## Begin

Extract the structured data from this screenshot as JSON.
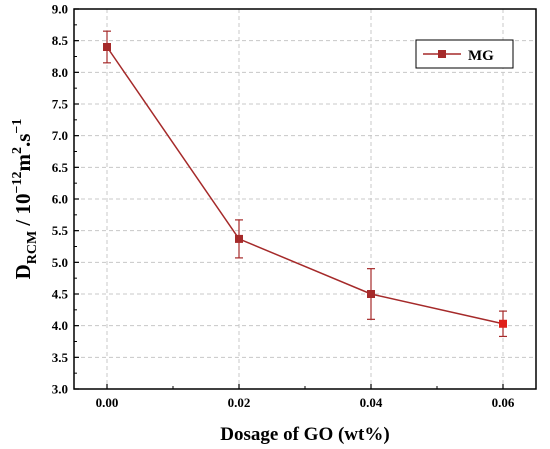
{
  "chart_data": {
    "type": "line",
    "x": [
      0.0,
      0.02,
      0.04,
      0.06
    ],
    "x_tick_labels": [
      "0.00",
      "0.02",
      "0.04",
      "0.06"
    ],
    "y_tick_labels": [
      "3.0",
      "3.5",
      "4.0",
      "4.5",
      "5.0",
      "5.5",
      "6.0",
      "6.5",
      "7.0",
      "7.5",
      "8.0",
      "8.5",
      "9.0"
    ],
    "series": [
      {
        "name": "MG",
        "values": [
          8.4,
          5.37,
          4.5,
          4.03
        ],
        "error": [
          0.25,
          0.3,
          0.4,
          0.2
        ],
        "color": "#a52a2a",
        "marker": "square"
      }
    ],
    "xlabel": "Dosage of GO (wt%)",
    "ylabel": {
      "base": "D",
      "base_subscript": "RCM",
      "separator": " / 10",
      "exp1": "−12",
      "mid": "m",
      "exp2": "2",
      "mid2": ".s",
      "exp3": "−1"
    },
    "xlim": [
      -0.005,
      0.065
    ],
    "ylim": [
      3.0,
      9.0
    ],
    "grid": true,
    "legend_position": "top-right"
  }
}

## End

> The problem
Reproduce all entries exactly. Pictures do not belong in the copy.

> Complete answer
Extract the structured data from this screenshot as JSON.
{
  "chart_data": {
    "type": "line",
    "x": [
      0.0,
      0.02,
      0.04,
      0.06
    ],
    "x_tick_labels": [
      "0.00",
      "0.02",
      "0.04",
      "0.06"
    ],
    "y_tick_labels": [
      "3.0",
      "3.5",
      "4.0",
      "4.5",
      "5.0",
      "5.5",
      "6.0",
      "6.5",
      "7.0",
      "7.5",
      "8.0",
      "8.5",
      "9.0"
    ],
    "series": [
      {
        "name": "MG",
        "values": [
          8.4,
          5.37,
          4.5,
          4.03
        ],
        "error": [
          0.25,
          0.3,
          0.4,
          0.2
        ],
        "color": "#a52a2a",
        "marker": "square"
      }
    ],
    "xlabel": "Dosage of GO (wt%)",
    "ylabel": {
      "base": "D",
      "base_subscript": "RCM",
      "separator": " / 10",
      "exp1": "−12",
      "mid": "m",
      "exp2": "2",
      "mid2": ".s",
      "exp3": "−1"
    },
    "xlim": [
      -0.005,
      0.065
    ],
    "ylim": [
      3.0,
      9.0
    ],
    "grid": true,
    "legend_position": "top-right"
  }
}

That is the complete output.